* **Requirements**:
Scan the data below for the string "attività". Show every line where it turns up.

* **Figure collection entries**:
- - -

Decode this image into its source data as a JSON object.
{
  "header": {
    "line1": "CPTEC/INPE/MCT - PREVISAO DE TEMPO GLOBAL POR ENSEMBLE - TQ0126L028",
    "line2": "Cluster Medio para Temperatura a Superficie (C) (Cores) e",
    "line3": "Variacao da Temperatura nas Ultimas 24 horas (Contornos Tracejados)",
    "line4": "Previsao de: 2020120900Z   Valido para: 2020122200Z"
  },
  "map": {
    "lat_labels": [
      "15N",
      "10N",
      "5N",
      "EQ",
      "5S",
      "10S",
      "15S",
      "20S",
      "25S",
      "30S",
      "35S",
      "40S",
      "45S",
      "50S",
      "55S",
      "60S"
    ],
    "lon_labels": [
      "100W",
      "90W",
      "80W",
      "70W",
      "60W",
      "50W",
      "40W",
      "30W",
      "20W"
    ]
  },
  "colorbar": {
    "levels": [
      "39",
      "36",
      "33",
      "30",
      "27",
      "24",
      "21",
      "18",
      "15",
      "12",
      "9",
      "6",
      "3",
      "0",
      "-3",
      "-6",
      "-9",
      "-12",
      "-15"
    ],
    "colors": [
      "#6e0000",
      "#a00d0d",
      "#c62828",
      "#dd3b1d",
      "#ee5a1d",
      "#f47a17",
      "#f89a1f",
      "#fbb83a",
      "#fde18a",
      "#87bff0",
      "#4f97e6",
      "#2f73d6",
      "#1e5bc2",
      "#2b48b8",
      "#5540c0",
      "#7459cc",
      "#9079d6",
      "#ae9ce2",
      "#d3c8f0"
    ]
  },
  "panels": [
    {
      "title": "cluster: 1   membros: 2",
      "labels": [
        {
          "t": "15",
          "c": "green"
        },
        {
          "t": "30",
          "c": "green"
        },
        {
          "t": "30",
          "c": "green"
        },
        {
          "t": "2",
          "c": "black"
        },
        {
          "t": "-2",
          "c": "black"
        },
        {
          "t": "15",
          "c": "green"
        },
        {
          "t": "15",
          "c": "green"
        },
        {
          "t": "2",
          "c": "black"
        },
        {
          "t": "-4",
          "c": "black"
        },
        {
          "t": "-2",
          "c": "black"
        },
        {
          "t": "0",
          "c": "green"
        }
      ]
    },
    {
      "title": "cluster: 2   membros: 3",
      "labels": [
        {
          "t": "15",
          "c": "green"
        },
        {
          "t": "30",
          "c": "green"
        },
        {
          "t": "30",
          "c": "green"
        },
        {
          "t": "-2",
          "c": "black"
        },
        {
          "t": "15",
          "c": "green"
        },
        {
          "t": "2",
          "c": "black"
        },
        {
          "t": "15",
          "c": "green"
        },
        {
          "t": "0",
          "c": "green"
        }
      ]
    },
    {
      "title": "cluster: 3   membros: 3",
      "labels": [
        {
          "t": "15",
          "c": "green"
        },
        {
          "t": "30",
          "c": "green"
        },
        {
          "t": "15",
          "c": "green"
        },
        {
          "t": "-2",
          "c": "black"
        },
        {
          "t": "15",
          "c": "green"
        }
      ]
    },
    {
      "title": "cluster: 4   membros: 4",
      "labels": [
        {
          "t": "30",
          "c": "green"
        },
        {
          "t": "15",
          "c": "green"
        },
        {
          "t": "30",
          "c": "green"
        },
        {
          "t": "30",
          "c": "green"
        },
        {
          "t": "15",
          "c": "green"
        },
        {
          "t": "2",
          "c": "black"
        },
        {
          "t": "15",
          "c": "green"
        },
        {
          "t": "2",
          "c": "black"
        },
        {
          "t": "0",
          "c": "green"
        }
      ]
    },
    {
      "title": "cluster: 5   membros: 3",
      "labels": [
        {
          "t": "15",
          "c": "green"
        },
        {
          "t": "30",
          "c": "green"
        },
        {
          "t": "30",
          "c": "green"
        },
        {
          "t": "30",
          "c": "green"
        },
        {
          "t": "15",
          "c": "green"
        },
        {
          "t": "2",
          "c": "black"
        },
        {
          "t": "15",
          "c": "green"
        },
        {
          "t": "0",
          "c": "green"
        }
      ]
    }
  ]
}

- - -

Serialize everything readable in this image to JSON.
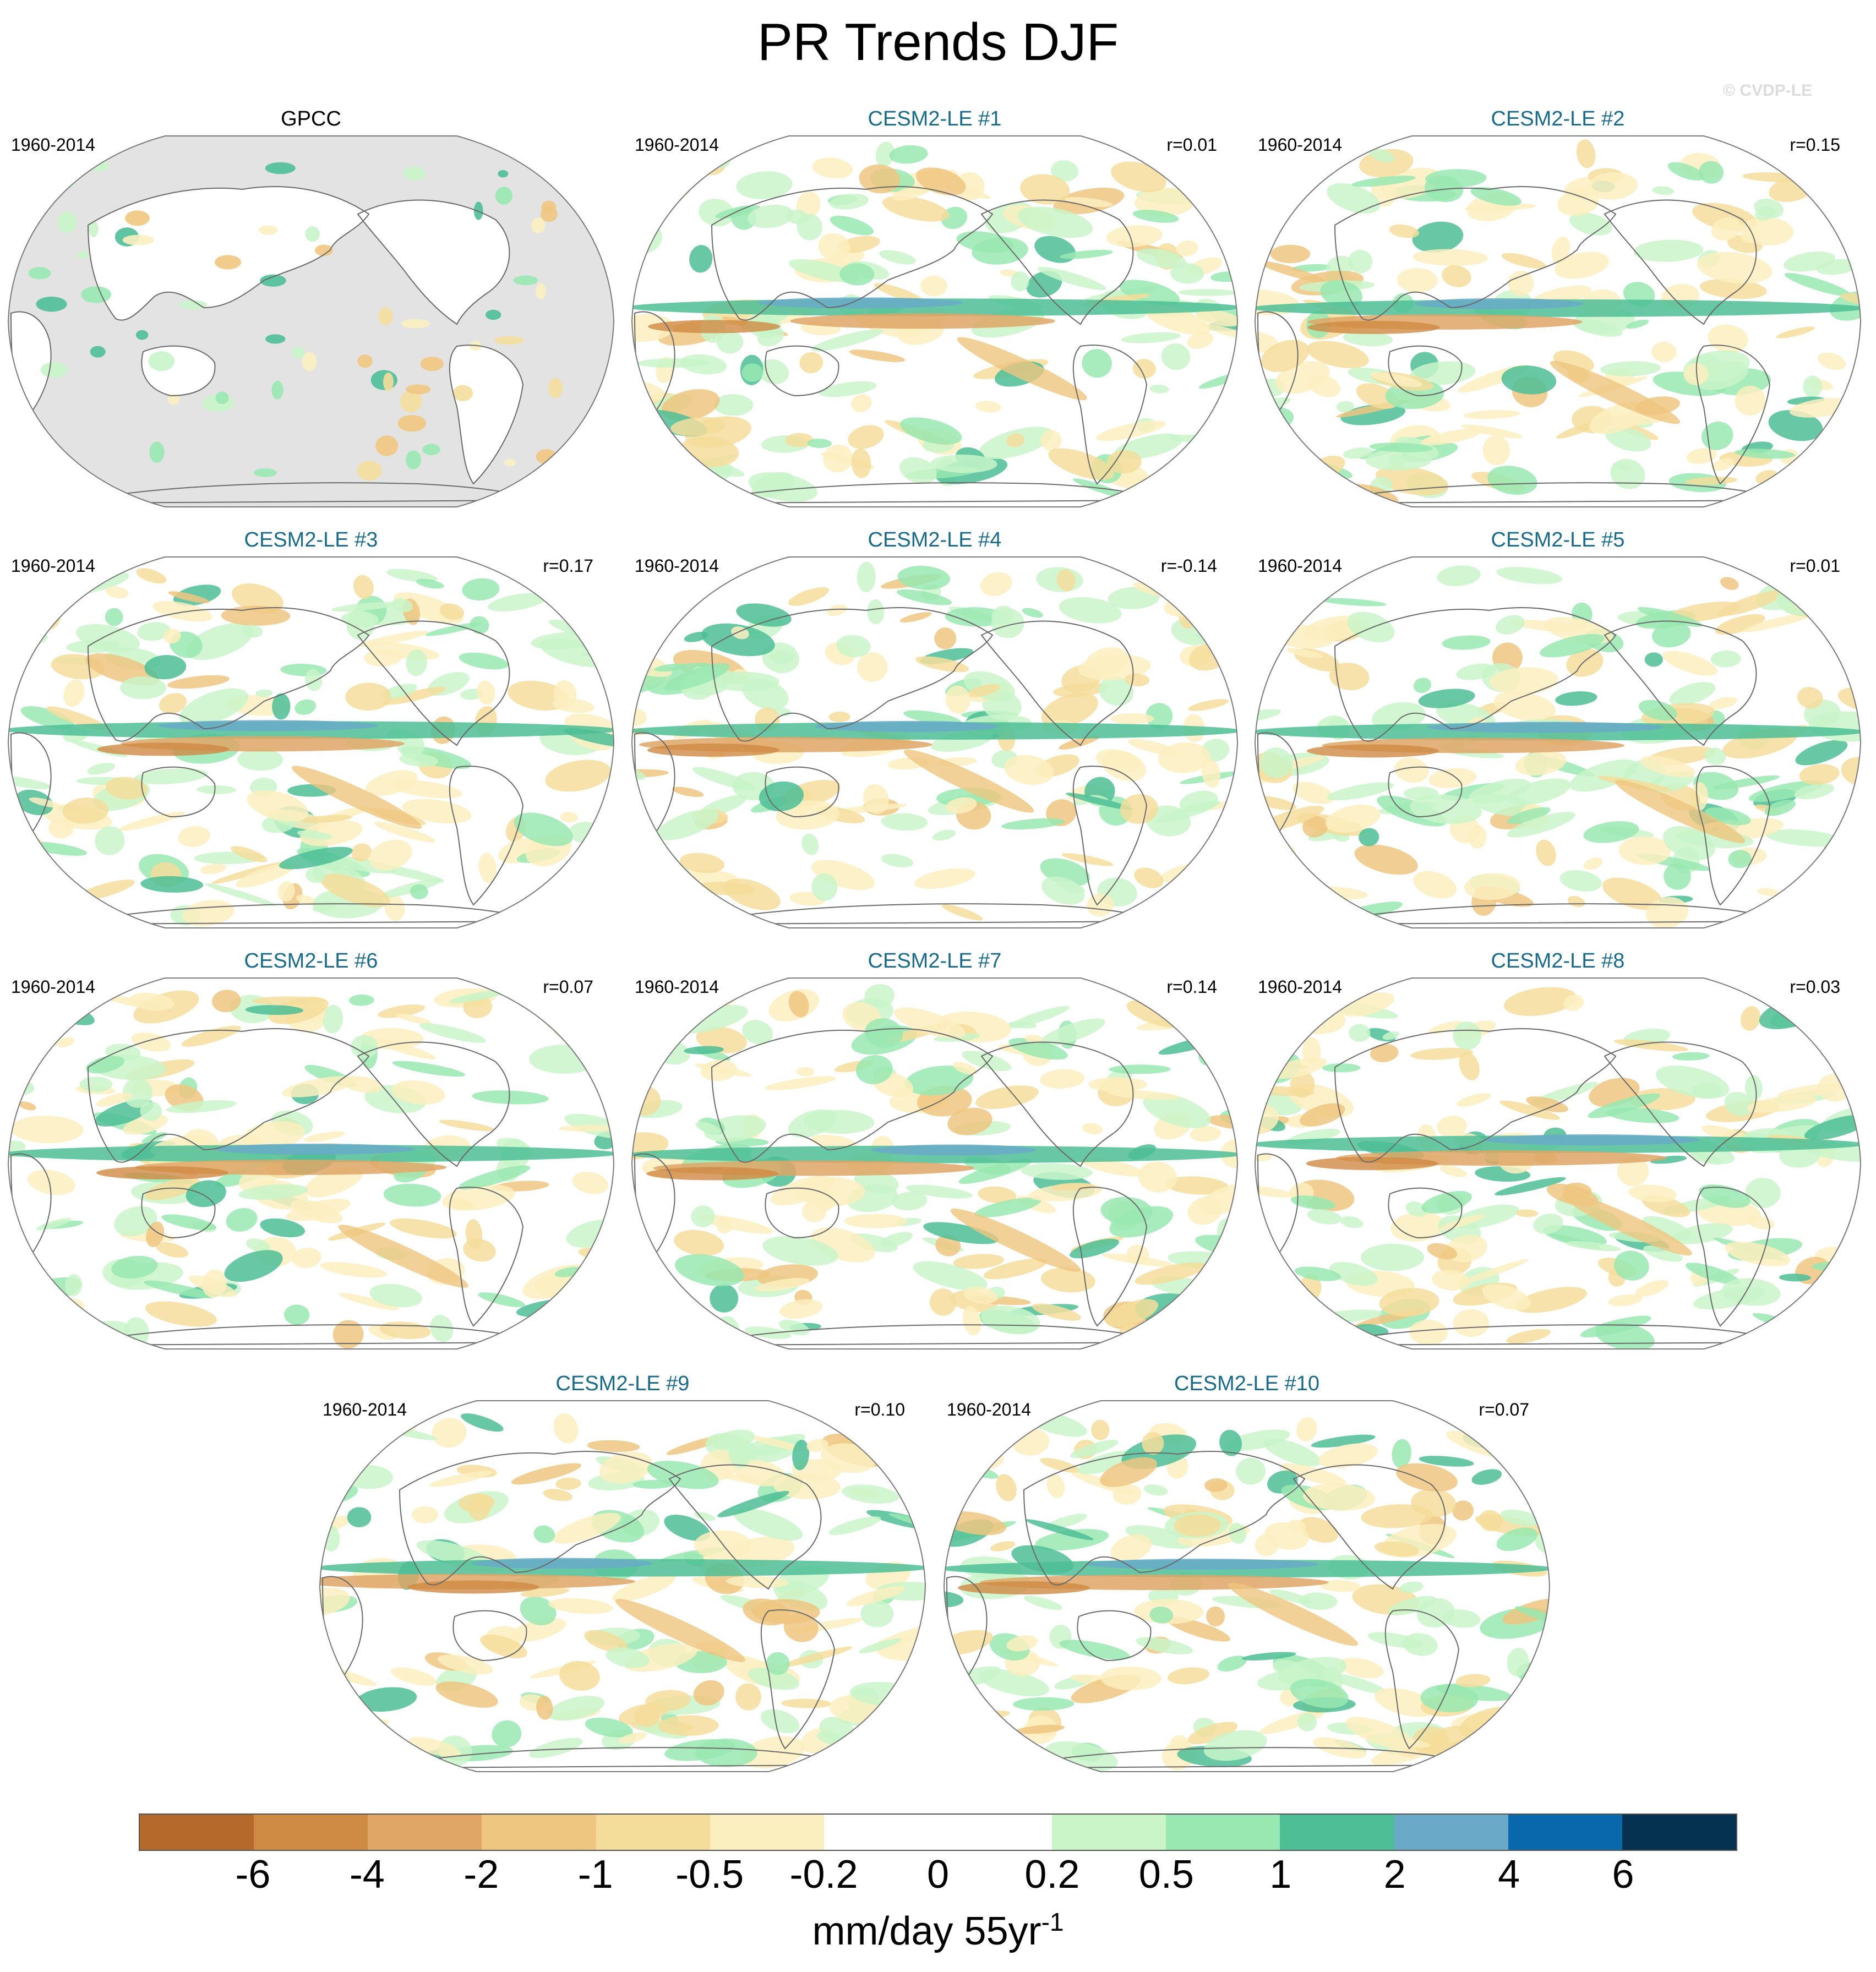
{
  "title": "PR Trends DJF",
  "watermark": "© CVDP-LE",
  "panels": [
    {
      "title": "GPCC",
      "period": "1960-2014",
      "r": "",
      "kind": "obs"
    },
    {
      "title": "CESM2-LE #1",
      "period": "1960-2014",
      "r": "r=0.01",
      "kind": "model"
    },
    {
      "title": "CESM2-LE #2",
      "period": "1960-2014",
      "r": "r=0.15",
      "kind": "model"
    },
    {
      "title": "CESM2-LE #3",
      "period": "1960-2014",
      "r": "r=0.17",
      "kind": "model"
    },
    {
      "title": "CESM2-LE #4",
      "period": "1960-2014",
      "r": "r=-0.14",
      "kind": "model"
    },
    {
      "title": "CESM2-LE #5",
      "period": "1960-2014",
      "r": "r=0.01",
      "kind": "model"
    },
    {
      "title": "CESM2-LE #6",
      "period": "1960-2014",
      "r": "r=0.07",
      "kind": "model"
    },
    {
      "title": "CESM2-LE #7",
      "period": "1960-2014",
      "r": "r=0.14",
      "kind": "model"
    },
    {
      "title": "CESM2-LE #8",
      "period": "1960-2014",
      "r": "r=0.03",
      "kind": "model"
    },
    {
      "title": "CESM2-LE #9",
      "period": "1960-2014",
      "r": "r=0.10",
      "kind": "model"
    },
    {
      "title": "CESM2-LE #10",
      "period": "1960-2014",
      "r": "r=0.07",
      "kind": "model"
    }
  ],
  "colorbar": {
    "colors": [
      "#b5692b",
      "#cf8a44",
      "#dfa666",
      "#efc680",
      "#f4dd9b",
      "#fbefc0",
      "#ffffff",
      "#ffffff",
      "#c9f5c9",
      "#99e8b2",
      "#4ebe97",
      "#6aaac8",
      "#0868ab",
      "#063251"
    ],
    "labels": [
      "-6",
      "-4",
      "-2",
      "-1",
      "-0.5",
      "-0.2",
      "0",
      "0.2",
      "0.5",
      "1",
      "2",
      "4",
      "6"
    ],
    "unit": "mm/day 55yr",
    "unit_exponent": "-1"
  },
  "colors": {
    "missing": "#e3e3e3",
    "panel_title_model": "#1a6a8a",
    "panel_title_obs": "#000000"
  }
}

- - -

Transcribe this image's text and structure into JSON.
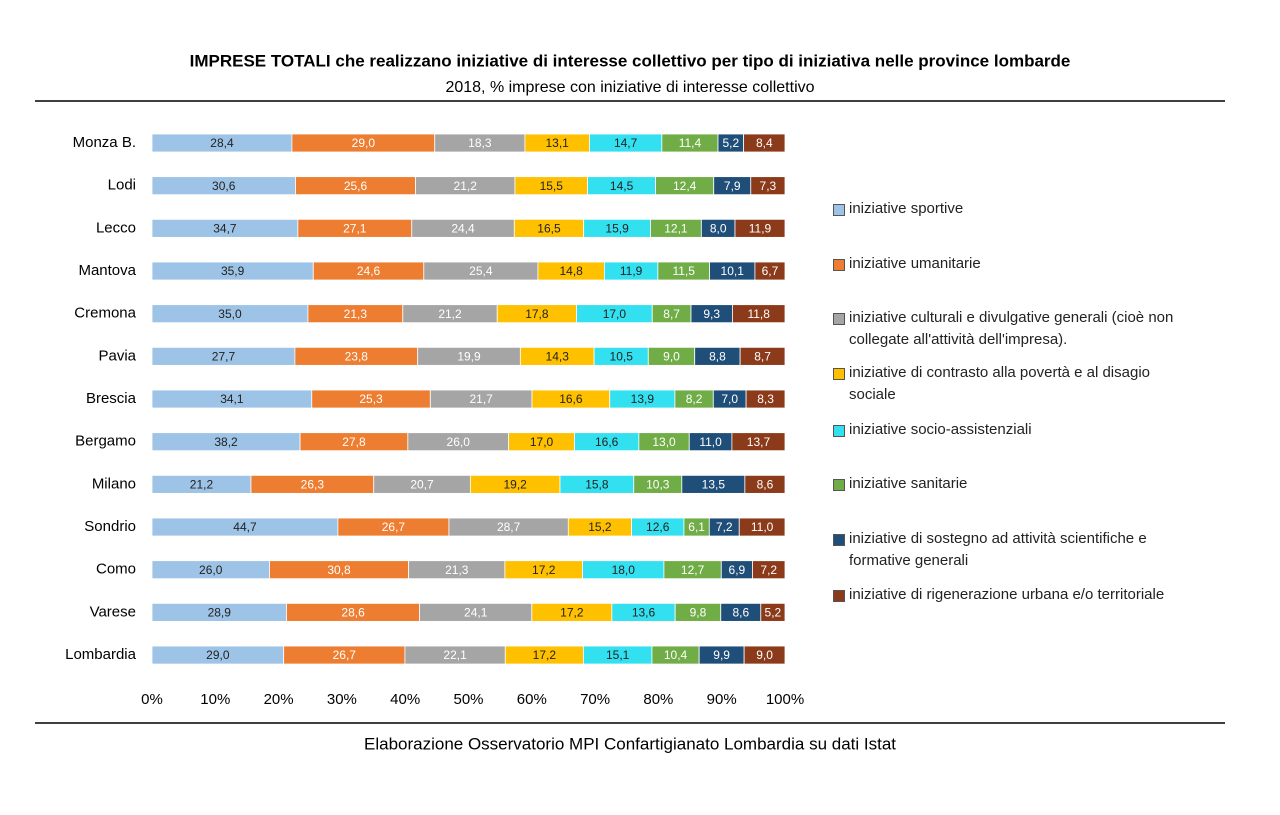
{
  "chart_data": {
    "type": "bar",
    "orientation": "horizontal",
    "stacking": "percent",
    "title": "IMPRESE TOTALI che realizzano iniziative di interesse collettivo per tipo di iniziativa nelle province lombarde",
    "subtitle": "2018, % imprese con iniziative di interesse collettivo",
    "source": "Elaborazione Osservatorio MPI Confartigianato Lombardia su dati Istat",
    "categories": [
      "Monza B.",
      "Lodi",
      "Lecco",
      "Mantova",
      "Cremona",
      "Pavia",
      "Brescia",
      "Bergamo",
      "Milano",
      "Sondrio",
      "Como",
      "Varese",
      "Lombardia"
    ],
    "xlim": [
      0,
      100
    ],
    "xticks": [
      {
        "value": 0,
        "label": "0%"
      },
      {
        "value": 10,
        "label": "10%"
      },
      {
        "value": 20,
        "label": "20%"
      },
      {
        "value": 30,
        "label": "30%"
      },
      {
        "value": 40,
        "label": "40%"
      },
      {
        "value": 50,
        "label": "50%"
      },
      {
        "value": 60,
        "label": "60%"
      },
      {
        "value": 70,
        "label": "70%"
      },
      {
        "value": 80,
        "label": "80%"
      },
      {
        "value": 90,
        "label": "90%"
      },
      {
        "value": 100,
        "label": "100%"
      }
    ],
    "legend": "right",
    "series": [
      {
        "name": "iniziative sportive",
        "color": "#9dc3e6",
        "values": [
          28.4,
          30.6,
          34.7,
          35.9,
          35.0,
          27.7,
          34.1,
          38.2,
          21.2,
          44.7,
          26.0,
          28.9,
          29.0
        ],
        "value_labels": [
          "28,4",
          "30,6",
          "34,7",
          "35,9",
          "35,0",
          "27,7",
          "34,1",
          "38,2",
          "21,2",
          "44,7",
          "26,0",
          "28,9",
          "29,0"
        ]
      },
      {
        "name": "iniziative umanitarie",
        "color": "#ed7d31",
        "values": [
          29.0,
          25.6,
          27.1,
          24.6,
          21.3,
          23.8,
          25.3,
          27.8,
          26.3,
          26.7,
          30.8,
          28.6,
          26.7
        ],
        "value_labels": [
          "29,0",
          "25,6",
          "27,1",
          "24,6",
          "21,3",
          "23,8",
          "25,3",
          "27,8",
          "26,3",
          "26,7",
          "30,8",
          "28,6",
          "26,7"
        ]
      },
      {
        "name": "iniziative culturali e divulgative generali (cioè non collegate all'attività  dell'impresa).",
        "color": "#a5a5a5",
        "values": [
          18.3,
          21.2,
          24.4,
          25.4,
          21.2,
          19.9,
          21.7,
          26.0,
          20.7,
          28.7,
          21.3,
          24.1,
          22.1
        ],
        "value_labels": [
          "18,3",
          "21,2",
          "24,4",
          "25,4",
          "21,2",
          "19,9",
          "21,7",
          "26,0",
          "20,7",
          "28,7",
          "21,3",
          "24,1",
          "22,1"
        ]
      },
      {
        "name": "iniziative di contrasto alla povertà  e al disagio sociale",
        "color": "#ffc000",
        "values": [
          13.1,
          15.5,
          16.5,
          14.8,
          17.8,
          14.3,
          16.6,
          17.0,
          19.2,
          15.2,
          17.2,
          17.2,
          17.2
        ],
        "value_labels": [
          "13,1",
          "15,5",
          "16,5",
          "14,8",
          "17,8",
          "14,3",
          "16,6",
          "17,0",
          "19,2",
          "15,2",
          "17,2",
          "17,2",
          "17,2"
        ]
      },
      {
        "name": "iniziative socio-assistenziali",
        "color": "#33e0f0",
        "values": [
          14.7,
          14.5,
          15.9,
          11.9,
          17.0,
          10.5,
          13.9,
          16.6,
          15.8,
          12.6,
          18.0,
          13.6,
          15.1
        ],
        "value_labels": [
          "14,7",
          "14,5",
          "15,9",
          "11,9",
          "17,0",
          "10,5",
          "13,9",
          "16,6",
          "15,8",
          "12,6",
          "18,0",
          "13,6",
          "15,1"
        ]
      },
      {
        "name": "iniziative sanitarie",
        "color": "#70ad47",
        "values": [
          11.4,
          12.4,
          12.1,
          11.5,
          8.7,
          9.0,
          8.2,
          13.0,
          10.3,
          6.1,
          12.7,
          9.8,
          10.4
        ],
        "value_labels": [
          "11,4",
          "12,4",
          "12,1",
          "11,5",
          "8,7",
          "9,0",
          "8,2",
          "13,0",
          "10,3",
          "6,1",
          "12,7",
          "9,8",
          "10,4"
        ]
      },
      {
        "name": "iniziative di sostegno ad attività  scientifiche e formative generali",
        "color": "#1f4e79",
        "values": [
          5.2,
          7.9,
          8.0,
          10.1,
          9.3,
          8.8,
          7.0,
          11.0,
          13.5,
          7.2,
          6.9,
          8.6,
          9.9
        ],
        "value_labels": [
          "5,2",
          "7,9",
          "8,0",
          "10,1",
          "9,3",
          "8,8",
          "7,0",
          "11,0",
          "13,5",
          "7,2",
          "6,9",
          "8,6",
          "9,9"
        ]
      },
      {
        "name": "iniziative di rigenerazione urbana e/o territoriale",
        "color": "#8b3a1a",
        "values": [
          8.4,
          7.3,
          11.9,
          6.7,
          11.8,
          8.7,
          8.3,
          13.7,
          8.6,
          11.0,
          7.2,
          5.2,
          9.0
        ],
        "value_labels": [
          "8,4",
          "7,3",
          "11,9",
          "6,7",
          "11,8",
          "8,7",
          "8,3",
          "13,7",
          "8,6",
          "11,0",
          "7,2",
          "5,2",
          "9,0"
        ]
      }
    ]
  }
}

- - -

* **Task output**:
        "name": "iniziative culturali e divulgative generali (cioè non collegate all'attività  dell'impresa).",
        "name": "iniziative di sostegno ad attività  scientifiche e formative generali",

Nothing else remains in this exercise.